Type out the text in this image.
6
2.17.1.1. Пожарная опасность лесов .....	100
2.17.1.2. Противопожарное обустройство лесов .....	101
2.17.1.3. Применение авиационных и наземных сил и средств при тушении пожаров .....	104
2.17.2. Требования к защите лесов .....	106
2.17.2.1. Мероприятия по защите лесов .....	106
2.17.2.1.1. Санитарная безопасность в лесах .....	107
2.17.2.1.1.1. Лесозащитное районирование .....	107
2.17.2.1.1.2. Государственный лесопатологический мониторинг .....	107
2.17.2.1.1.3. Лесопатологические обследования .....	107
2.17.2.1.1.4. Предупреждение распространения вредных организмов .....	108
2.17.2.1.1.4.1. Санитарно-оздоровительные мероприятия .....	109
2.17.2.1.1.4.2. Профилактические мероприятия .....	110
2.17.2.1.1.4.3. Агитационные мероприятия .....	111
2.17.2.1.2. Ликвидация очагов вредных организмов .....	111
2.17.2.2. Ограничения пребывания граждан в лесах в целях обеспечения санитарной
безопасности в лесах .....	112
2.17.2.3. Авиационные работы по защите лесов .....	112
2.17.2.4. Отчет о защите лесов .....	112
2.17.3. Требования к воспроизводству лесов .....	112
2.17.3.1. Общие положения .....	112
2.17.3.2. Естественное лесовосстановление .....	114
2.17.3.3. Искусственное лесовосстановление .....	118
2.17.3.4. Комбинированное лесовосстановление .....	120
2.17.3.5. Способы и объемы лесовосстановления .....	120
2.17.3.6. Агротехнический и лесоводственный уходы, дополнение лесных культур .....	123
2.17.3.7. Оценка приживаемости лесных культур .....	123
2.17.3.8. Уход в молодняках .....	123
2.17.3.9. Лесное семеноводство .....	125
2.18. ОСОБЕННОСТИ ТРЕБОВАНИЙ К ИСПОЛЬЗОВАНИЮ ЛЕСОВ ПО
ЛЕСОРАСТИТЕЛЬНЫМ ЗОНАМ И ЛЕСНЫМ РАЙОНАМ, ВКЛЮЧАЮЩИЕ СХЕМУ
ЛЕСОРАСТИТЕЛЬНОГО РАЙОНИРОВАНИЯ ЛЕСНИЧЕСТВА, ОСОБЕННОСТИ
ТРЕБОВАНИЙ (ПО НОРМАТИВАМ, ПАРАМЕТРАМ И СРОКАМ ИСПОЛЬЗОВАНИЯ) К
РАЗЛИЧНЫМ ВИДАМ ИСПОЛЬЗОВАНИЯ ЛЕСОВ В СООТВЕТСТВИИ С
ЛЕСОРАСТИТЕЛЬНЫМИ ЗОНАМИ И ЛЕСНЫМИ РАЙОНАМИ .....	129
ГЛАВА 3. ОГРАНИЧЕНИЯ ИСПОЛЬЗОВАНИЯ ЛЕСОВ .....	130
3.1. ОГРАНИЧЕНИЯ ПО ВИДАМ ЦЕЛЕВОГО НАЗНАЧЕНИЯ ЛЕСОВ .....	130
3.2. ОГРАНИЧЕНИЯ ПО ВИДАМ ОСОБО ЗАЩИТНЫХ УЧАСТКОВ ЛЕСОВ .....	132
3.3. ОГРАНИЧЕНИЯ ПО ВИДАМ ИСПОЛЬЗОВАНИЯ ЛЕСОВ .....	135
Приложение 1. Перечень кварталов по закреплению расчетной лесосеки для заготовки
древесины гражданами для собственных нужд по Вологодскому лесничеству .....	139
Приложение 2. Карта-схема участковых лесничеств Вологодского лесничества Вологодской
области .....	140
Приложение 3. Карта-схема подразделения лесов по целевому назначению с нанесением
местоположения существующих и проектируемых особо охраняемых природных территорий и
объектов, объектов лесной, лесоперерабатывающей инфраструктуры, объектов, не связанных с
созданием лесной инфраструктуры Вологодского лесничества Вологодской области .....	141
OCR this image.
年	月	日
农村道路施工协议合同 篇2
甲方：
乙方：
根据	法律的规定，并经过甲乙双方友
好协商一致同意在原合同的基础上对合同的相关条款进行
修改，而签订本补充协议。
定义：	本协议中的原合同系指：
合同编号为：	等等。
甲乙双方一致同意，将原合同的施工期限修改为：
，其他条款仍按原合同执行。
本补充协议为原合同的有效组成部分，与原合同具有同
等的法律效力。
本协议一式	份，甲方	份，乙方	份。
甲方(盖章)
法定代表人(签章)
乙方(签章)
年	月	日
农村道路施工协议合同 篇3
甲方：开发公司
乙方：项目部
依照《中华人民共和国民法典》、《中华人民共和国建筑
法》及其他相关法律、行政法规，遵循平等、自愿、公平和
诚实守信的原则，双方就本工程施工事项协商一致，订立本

Problem to solve ::
Write out, word for word, every line from the one containing "OCR this image." through the last line of the records above.

Finished exercise ::
OCR this image.
年	月	日
农村道路施工协议合同 篇2
甲方：
乙方：
根据	法律的规定，并经过甲乙双方友
好协商一致同意在原合同的基础上对合同的相关条款进行
修改，而签订本补充协议。
定义：	本协议中的原合同系指：
合同编号为：	等等。
甲乙双方一致同意，将原合同的施工期限修改为：
，其他条款仍按原合同执行。
本补充协议为原合同的有效组成部分，与原合同具有同
等的法律效力。
本协议一式	份，甲方	份，乙方	份。
甲方(盖章)
法定代表人(签章)
乙方(签章)
年	月	日
农村道路施工协议合同 篇3
甲方：开发公司
乙方：项目部
依照《中华人民共和国民法典》、《中华人民共和国建筑
法》及其他相关法律、行政法规，遵循平等、自愿、公平和
诚实守信的原则，双方就本工程施工事项协商一致，订立本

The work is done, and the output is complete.